» **Short task**
What is the number of lines in the data holding the word "footer"? Give that number by itself.

» **Given data**
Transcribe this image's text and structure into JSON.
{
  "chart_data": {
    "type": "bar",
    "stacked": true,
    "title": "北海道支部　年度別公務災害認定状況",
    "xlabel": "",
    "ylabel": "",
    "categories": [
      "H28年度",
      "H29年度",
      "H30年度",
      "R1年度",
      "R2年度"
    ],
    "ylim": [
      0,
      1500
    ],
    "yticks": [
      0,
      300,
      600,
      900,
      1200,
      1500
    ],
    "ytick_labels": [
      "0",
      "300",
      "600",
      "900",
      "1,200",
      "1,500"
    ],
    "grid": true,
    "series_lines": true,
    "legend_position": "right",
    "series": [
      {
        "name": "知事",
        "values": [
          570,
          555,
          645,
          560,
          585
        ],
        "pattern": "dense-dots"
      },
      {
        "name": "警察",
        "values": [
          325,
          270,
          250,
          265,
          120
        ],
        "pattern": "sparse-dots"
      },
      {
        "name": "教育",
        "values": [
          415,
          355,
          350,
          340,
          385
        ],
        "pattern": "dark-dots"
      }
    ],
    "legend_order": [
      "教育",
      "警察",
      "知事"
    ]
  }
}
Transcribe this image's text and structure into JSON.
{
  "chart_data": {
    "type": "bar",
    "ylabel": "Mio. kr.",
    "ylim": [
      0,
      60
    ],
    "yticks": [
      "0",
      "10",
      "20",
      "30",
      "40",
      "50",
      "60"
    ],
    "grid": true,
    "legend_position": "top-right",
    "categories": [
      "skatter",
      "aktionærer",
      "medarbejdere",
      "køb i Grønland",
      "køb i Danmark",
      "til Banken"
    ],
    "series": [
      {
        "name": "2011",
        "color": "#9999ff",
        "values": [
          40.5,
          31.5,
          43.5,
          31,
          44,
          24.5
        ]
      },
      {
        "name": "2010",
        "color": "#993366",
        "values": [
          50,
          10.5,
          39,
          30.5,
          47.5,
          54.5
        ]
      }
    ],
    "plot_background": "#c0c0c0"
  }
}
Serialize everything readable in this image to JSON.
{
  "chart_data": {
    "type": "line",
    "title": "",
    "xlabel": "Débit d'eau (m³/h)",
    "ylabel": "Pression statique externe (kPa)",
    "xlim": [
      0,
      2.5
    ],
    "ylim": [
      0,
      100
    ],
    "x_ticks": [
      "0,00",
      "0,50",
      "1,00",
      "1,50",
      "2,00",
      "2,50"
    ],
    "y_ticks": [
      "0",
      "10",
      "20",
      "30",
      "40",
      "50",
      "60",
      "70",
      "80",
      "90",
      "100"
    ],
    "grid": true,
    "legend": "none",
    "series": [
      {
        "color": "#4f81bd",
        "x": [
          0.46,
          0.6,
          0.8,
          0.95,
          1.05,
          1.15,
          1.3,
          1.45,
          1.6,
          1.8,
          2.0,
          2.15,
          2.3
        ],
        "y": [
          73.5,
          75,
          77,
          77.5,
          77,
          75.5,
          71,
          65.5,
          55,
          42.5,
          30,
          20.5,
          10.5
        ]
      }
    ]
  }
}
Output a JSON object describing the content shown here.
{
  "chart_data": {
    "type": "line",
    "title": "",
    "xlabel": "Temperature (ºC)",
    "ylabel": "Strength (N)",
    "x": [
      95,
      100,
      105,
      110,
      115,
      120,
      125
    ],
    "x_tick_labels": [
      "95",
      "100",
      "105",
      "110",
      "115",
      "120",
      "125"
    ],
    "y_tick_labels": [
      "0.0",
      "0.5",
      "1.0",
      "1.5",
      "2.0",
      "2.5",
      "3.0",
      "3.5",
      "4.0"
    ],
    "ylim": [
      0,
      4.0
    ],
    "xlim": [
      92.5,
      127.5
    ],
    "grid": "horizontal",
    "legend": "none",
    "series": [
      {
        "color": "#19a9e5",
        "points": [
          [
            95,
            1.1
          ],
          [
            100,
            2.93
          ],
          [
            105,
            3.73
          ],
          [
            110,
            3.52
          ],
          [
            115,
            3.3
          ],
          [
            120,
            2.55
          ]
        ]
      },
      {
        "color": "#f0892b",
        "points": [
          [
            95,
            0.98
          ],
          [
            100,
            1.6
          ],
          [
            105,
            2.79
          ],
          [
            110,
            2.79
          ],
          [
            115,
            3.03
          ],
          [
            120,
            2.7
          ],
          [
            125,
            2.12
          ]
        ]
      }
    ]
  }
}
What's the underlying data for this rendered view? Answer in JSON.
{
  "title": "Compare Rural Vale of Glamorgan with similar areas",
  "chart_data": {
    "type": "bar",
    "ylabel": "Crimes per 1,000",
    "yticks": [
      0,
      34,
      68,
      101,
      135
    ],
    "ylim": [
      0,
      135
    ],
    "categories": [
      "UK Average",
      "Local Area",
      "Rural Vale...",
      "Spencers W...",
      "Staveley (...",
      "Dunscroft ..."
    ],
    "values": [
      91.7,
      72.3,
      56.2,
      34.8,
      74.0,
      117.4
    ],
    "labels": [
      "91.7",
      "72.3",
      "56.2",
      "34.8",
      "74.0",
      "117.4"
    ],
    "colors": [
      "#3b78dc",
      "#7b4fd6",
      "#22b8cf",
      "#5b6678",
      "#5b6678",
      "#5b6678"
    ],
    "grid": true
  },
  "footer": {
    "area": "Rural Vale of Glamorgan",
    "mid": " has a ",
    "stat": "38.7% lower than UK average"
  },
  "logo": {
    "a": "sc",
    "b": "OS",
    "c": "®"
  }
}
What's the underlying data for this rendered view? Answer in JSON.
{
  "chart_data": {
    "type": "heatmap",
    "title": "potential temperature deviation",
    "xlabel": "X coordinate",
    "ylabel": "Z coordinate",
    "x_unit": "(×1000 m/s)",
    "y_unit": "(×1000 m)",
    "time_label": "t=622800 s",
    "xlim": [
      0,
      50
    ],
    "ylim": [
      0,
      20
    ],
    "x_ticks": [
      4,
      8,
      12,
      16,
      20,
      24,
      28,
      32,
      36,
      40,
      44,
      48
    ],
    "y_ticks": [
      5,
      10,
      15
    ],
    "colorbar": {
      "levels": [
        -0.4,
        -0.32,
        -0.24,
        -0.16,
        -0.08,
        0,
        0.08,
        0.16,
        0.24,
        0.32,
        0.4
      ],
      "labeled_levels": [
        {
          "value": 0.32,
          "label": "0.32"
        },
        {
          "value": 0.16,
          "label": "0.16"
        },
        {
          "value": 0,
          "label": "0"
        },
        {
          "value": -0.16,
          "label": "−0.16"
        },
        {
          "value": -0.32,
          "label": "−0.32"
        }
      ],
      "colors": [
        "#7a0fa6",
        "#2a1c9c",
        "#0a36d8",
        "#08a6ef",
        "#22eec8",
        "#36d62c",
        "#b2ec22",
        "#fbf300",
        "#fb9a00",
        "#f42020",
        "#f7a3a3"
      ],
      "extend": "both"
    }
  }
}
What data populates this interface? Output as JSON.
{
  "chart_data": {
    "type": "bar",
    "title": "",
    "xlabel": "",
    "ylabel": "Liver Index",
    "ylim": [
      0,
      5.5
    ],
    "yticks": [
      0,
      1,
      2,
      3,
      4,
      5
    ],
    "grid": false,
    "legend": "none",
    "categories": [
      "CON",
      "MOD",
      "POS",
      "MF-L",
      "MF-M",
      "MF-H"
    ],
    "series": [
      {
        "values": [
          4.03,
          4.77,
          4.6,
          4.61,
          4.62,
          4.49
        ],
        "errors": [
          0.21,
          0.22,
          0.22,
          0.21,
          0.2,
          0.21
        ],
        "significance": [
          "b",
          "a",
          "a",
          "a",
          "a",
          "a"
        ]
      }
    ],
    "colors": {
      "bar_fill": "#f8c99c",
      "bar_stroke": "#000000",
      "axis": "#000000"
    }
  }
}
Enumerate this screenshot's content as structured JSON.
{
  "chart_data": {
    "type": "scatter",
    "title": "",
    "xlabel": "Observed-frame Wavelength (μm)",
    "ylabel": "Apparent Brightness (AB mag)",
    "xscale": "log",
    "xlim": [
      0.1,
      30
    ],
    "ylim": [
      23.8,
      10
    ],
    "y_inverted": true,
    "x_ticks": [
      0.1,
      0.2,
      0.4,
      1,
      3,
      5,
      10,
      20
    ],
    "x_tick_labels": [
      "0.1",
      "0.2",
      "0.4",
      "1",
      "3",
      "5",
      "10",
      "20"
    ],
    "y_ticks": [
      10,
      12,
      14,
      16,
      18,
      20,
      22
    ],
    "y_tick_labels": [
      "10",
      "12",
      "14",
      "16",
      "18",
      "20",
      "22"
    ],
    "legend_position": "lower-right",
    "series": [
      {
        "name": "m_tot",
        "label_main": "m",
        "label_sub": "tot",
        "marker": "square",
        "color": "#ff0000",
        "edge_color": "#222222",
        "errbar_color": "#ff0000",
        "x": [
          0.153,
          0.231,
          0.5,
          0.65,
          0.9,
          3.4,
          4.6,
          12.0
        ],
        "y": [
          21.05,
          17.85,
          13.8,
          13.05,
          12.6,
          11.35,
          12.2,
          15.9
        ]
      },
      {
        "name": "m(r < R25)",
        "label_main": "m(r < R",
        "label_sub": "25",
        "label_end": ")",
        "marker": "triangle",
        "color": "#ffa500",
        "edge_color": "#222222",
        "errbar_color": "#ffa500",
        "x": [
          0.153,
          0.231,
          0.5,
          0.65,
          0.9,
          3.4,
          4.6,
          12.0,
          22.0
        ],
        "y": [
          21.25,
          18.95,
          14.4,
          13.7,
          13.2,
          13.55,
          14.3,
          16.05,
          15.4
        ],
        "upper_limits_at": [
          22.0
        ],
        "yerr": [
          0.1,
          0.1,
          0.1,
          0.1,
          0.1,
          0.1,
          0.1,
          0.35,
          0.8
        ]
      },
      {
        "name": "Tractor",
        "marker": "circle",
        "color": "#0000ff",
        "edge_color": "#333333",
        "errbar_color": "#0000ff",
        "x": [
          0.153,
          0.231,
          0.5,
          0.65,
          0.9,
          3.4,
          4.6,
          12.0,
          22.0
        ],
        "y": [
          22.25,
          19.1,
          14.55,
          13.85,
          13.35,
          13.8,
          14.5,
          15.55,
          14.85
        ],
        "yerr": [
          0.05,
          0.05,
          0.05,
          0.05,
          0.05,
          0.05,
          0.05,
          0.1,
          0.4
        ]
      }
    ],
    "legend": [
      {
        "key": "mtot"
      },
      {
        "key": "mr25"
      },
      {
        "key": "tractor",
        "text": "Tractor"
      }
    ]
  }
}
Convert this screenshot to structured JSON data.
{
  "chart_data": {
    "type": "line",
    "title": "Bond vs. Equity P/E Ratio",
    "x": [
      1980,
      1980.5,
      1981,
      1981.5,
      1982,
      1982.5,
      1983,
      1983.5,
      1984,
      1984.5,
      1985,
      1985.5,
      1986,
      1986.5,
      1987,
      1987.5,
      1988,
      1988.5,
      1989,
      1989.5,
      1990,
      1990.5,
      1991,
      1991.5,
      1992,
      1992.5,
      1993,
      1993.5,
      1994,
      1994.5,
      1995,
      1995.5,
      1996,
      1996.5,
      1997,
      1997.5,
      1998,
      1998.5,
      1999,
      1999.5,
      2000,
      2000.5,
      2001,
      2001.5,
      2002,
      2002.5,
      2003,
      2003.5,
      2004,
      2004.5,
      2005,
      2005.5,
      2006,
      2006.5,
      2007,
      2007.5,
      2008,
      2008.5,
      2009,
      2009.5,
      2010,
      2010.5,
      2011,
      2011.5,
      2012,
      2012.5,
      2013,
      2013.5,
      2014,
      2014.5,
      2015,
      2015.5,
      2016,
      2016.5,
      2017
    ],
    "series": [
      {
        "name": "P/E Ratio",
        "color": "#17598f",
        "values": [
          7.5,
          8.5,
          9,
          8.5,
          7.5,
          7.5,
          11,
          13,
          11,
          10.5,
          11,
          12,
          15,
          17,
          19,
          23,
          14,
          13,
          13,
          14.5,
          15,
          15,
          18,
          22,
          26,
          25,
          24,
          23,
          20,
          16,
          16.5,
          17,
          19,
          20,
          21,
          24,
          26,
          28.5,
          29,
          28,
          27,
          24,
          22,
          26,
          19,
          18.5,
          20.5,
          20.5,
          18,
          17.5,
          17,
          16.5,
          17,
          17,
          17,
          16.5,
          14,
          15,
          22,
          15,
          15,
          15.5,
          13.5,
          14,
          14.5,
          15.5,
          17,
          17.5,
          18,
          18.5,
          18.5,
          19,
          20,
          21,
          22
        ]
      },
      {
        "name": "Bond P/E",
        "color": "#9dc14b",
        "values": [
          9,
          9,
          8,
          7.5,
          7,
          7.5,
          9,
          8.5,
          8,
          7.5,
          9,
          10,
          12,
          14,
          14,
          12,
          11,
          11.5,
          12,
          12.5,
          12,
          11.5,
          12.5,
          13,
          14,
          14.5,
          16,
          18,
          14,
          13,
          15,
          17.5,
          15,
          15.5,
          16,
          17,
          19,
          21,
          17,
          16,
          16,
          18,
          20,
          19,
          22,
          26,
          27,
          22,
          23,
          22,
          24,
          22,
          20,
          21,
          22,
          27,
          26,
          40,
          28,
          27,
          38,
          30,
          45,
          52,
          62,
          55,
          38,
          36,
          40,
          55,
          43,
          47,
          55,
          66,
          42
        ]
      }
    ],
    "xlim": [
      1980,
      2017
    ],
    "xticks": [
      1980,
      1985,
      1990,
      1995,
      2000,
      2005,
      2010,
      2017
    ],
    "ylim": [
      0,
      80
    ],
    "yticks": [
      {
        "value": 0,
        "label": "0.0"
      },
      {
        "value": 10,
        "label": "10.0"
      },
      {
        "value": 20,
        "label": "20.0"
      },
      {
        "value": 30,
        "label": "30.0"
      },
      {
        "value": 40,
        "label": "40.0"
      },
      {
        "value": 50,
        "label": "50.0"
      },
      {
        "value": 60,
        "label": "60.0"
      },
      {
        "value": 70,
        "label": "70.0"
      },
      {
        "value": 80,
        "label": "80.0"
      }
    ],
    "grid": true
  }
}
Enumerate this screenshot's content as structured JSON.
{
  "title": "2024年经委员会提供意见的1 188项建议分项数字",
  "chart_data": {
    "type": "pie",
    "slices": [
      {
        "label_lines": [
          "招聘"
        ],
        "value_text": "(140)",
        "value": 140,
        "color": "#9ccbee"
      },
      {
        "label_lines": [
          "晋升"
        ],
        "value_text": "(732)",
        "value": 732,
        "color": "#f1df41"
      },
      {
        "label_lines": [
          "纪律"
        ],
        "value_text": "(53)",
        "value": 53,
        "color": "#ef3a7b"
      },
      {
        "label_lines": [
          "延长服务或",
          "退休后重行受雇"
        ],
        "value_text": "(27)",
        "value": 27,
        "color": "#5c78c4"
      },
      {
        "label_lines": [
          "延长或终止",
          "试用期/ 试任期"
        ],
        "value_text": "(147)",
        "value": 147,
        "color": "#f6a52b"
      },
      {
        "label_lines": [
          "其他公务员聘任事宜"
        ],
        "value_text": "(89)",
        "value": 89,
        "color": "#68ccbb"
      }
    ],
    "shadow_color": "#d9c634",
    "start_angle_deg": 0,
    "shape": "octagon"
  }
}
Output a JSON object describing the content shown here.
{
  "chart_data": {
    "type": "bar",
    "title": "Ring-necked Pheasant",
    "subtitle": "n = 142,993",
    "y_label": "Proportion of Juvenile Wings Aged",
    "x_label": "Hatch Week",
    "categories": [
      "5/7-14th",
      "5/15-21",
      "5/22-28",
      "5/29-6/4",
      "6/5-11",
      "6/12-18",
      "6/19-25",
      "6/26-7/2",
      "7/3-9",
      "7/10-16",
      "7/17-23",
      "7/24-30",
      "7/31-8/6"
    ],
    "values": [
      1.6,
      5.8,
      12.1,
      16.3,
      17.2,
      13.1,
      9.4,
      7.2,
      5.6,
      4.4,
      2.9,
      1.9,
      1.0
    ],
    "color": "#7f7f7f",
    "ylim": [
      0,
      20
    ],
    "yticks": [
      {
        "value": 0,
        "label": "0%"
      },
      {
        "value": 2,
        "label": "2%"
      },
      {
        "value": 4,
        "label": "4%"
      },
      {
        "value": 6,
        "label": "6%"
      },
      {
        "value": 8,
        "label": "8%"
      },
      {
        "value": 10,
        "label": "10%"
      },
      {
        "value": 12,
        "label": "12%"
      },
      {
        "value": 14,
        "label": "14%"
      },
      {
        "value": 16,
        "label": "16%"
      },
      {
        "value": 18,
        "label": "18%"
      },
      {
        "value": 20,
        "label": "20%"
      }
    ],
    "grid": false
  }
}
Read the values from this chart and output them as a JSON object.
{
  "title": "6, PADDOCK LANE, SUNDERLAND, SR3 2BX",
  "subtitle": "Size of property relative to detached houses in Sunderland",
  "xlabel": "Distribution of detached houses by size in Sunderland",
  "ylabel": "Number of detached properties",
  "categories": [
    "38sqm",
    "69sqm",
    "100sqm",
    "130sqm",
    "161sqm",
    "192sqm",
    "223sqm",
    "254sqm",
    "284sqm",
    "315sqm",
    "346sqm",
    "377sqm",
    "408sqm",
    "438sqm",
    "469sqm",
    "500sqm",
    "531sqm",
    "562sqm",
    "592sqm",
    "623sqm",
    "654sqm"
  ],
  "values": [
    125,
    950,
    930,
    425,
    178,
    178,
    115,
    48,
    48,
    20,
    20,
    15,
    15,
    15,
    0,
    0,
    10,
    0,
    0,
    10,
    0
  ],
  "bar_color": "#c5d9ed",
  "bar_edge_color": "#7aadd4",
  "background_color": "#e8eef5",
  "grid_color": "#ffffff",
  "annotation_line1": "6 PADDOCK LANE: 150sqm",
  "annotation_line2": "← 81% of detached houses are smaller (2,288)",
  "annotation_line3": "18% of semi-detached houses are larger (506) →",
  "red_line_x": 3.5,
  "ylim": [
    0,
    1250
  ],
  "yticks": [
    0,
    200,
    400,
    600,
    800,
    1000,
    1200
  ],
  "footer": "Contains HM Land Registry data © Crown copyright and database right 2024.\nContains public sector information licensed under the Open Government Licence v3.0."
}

» **Final result**
2